____ ROWS

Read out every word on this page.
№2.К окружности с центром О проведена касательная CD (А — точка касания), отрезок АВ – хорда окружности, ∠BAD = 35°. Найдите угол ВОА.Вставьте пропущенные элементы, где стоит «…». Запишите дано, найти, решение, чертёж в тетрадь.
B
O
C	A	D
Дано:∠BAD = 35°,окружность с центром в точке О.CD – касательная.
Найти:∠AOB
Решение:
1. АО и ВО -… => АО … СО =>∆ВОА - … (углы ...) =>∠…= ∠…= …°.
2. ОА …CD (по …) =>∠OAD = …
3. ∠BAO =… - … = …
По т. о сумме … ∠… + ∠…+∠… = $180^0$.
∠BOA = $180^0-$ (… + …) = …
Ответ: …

________

**WHAT THE TASK ASKS**.
What count of lines in the listing contain the word "центром"? Reply with the number only.

**TASK OUTPUT**.
2